■ SET TASK ■
Restate the whole listing exactly.

------------------------------------------------

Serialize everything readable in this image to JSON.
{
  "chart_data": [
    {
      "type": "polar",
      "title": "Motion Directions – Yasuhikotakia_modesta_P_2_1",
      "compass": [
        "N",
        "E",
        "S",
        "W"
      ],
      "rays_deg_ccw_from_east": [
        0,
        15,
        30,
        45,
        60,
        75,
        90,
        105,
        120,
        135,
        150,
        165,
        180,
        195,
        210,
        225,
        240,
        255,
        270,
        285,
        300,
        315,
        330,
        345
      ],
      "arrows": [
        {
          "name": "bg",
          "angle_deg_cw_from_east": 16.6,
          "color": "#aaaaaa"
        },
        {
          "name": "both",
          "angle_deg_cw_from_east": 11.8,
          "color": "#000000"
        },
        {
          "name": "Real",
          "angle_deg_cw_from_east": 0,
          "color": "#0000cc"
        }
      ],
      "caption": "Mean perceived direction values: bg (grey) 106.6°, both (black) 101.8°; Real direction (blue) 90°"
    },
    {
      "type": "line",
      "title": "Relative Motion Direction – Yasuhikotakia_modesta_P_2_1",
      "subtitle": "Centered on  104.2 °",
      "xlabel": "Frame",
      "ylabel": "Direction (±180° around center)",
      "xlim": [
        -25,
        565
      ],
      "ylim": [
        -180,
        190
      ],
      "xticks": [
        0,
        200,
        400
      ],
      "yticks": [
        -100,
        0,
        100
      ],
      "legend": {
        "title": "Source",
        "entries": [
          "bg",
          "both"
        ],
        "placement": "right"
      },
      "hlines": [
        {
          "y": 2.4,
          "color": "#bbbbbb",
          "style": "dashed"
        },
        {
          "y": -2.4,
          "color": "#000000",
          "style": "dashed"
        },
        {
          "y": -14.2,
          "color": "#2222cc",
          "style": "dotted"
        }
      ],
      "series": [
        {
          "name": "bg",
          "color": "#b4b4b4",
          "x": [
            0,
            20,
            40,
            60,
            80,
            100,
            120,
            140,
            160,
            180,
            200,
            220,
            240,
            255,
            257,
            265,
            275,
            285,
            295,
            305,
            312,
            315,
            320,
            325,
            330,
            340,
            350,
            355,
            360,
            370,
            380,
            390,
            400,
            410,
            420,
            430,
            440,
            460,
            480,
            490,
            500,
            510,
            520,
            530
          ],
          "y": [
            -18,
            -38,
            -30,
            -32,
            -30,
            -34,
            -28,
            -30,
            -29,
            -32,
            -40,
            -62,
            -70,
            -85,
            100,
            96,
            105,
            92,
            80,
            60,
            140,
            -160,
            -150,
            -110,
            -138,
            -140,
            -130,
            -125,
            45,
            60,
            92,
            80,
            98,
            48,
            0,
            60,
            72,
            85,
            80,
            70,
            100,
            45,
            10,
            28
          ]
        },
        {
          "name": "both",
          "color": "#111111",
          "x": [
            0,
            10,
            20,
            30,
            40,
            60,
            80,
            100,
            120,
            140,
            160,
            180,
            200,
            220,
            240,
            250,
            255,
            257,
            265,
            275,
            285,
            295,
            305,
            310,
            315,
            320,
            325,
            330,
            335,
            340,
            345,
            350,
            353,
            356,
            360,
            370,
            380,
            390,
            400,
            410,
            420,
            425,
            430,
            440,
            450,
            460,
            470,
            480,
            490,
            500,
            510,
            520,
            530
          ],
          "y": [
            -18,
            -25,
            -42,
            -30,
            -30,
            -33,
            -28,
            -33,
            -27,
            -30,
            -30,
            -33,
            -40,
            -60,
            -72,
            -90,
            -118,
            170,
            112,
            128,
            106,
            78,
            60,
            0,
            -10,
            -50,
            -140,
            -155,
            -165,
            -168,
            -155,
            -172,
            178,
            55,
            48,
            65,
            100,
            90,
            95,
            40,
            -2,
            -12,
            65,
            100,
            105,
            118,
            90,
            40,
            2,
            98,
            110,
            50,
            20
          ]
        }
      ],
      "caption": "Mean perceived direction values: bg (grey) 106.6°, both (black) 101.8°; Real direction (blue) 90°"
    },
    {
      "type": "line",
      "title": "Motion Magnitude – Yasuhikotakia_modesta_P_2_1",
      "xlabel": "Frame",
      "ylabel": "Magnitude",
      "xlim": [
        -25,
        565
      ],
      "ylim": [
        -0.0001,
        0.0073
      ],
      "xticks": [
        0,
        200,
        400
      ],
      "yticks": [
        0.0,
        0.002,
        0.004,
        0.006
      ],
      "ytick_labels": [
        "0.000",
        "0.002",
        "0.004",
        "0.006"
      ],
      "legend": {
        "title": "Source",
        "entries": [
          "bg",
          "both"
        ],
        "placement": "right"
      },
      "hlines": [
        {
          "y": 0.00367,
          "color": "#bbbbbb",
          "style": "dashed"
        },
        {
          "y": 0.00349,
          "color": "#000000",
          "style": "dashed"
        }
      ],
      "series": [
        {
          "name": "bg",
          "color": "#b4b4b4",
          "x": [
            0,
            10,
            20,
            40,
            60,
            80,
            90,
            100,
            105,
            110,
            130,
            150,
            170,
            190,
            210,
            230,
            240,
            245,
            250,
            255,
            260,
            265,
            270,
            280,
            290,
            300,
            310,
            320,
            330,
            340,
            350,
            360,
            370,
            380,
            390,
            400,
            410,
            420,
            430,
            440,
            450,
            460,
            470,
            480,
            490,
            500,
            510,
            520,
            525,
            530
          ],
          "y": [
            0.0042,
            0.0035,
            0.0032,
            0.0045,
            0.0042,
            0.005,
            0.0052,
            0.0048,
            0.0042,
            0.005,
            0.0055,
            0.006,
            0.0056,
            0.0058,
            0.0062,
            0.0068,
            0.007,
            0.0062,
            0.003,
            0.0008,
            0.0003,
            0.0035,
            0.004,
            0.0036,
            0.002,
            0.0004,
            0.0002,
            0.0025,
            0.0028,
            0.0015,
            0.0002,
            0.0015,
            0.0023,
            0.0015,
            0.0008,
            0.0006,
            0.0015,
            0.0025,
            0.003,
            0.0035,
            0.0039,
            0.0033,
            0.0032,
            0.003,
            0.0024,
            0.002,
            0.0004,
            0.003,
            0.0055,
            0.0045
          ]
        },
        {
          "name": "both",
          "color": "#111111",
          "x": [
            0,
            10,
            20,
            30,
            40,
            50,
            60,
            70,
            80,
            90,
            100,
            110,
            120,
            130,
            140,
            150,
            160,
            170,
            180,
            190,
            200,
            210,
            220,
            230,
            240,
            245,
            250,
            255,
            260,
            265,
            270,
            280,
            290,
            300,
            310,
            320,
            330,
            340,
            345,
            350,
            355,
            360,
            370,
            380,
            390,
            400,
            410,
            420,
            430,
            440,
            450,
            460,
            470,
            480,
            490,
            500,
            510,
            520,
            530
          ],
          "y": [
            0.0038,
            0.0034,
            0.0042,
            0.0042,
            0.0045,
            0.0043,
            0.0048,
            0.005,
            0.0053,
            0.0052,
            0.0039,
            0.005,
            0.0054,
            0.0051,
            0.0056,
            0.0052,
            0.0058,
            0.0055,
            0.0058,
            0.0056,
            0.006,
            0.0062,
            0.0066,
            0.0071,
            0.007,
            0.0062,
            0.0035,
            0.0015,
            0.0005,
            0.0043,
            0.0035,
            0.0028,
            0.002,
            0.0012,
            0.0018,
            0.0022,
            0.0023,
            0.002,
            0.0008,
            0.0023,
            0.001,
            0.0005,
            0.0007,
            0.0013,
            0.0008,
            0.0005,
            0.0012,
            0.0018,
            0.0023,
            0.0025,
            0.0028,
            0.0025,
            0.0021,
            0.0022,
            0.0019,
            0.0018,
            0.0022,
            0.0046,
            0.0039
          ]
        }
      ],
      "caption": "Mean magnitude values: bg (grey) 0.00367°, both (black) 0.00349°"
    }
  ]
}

------------------------------------------------

■ ANSWER TO THE EXERCISE ■
Serialize everything readable in this image to JSON.
{
  "chart_data": [
    {
      "type": "polar",
      "title": "Motion Directions – Yasuhikotakia_modesta_P_2_1",
      "compass": [
        "N",
        "E",
        "S",
        "W"
      ],
      "rays_deg_ccw_from_east": [
        0,
        15,
        30,
        45,
        60,
        75,
        90,
        105,
        120,
        135,
        150,
        165,
        180,
        195,
        210,
        225,
        240,
        255,
        270,
        285,
        300,
        315,
        330,
        345
      ],
      "arrows": [
        {
          "name": "bg",
          "angle_deg_cw_from_east": 16.6,
          "color": "#aaaaaa"
        },
        {
          "name": "both",
          "angle_deg_cw_from_east": 11.8,
          "color": "#000000"
        },
        {
          "name": "Real",
          "angle_deg_cw_from_east": 0,
          "color": "#0000cc"
        }
      ],
      "caption": "Mean perceived direction values: bg (grey) 106.6°, both (black) 101.8°; Real direction (blue) 90°"
    },
    {
      "type": "line",
      "title": "Relative Motion Direction – Yasuhikotakia_modesta_P_2_1",
      "subtitle": "Centered on  104.2 °",
      "xlabel": "Frame",
      "ylabel": "Direction (±180° around center)",
      "xlim": [
        -25,
        565
      ],
      "ylim": [
        -180,
        190
      ],
      "xticks": [
        0,
        200,
        400
      ],
      "yticks": [
        -100,
        0,
        100
      ],
      "legend": {
        "title": "Source",
        "entries": [
          "bg",
          "both"
        ],
        "placement": "right"
      },
      "hlines": [
        {
          "y": 2.4,
          "color": "#bbbbbb",
          "style": "dashed"
        },
        {
          "y": -2.4,
          "color": "#000000",
          "style": "dashed"
        },
        {
          "y": -14.2,
          "color": "#2222cc",
          "style": "dotted"
        }
      ],
      "series": [
        {
          "name": "bg",
          "color": "#b4b4b4",
          "x": [
            0,
            20,
            40,
            60,
            80,
            100,
            120,
            140,
            160,
            180,
            200,
            220,
            240,
            255,
            257,
            265,
            275,
            285,
            295,
            305,
            312,
            315,
            320,
            325,
            330,
            340,
            350,
            355,
            360,
            370,
            380,
            390,
            400,
            410,
            420,
            430,
            440,
            460,
            480,
            490,
            500,
            510,
            520,
            530
          ],
          "y": [
            -18,
            -38,
            -30,
            -32,
            -30,
            -34,
            -28,
            -30,
            -29,
            -32,
            -40,
            -62,
            -70,
            -85,
            100,
            96,
            105,
            92,
            80,
            60,
            140,
            -160,
            -150,
            -110,
            -138,
            -140,
            -130,
            -125,
            45,
            60,
            92,
            80,
            98,
            48,
            0,
            60,
            72,
            85,
            80,
            70,
            100,
            45,
            10,
            28
          ]
        },
        {
          "name": "both",
          "color": "#111111",
          "x": [
            0,
            10,
            20,
            30,
            40,
            60,
            80,
            100,
            120,
            140,
            160,
            180,
            200,
            220,
            240,
            250,
            255,
            257,
            265,
            275,
            285,
            295,
            305,
            310,
            315,
            320,
            325,
            330,
            335,
            340,
            345,
            350,
            353,
            356,
            360,
            370,
            380,
            390,
            400,
            410,
            420,
            425,
            430,
            440,
            450,
            460,
            470,
            480,
            490,
            500,
            510,
            520,
            530
          ],
          "y": [
            -18,
            -25,
            -42,
            -30,
            -30,
            -33,
            -28,
            -33,
            -27,
            -30,
            -30,
            -33,
            -40,
            -60,
            -72,
            -90,
            -118,
            170,
            112,
            128,
            106,
            78,
            60,
            0,
            -10,
            -50,
            -140,
            -155,
            -165,
            -168,
            -155,
            -172,
            178,
            55,
            48,
            65,
            100,
            90,
            95,
            40,
            -2,
            -12,
            65,
            100,
            105,
            118,
            90,
            40,
            2,
            98,
            110,
            50,
            20
          ]
        }
      ],
      "caption": "Mean perceived direction values: bg (grey) 106.6°, both (black) 101.8°; Real direction (blue) 90°"
    },
    {
      "type": "line",
      "title": "Motion Magnitude – Yasuhikotakia_modesta_P_2_1",
      "xlabel": "Frame",
      "ylabel": "Magnitude",
      "xlim": [
        -25,
        565
      ],
      "ylim": [
        -0.0001,
        0.0073
      ],
      "xticks": [
        0,
        200,
        400
      ],
      "yticks": [
        0.0,
        0.002,
        0.004,
        0.006
      ],
      "ytick_labels": [
        "0.000",
        "0.002",
        "0.004",
        "0.006"
      ],
      "legend": {
        "title": "Source",
        "entries": [
          "bg",
          "both"
        ],
        "placement": "right"
      },
      "hlines": [
        {
          "y": 0.00367,
          "color": "#bbbbbb",
          "style": "dashed"
        },
        {
          "y": 0.00349,
          "color": "#000000",
          "style": "dashed"
        }
      ],
      "series": [
        {
          "name": "bg",
          "color": "#b4b4b4",
          "x": [
            0,
            10,
            20,
            40,
            60,
            80,
            90,
            100,
            105,
            110,
            130,
            150,
            170,
            190,
            210,
            230,
            240,
            245,
            250,
            255,
            260,
            265,
            270,
            280,
            290,
            300,
            310,
            320,
            330,
            340,
            350,
            360,
            370,
            380,
            390,
            400,
            410,
            420,
            430,
            440,
            450,
            460,
            470,
            480,
            490,
            500,
            510,
            520,
            525,
            530
          ],
          "y": [
            0.0042,
            0.0035,
            0.0032,
            0.0045,
            0.0042,
            0.005,
            0.0052,
            0.0048,
            0.0042,
            0.005,
            0.0055,
            0.006,
            0.0056,
            0.0058,
            0.0062,
            0.0068,
            0.007,
            0.0062,
            0.003,
            0.0008,
            0.0003,
            0.0035,
            0.004,
            0.0036,
            0.002,
            0.0004,
            0.0002,
            0.0025,
            0.0028,
            0.0015,
            0.0002,
            0.0015,
            0.0023,
            0.0015,
            0.0008,
            0.0006,
            0.0015,
            0.0025,
            0.003,
            0.0035,
            0.0039,
            0.0033,
            0.0032,
            0.003,
            0.0024,
            0.002,
            0.0004,
            0.003,
            0.0055,
            0.0045
          ]
        },
        {
          "name": "both",
          "color": "#111111",
          "x": [
            0,
            10,
            20,
            30,
            40,
            50,
            60,
            70,
            80,
            90,
            100,
            110,
            120,
            130,
            140,
            150,
            160,
            170,
            180,
            190,
            200,
            210,
            220,
            230,
            240,
            245,
            250,
            255,
            260,
            265,
            270,
            280,
            290,
            300,
            310,
            320,
            330,
            340,
            345,
            350,
            355,
            360,
            370,
            380,
            390,
            400,
            410,
            420,
            430,
            440,
            450,
            460,
            470,
            480,
            490,
            500,
            510,
            520,
            530
          ],
          "y": [
            0.0038,
            0.0034,
            0.0042,
            0.0042,
            0.0045,
            0.0043,
            0.0048,
            0.005,
            0.0053,
            0.0052,
            0.0039,
            0.005,
            0.0054,
            0.0051,
            0.0056,
            0.0052,
            0.0058,
            0.0055,
            0.0058,
            0.0056,
            0.006,
            0.0062,
            0.0066,
            0.0071,
            0.007,
            0.0062,
            0.0035,
            0.0015,
            0.0005,
            0.0043,
            0.0035,
            0.0028,
            0.002,
            0.0012,
            0.0018,
            0.0022,
            0.0023,
            0.002,
            0.0008,
            0.0023,
            0.001,
            0.0005,
            0.0007,
            0.0013,
            0.0008,
            0.0005,
            0.0012,
            0.0018,
            0.0023,
            0.0025,
            0.0028,
            0.0025,
            0.0021,
            0.0022,
            0.0019,
            0.0018,
            0.0022,
            0.0046,
            0.0039
          ]
        }
      ],
      "caption": "Mean magnitude values: bg (grey) 0.00367°, both (black) 0.00349°"
    }
  ]
}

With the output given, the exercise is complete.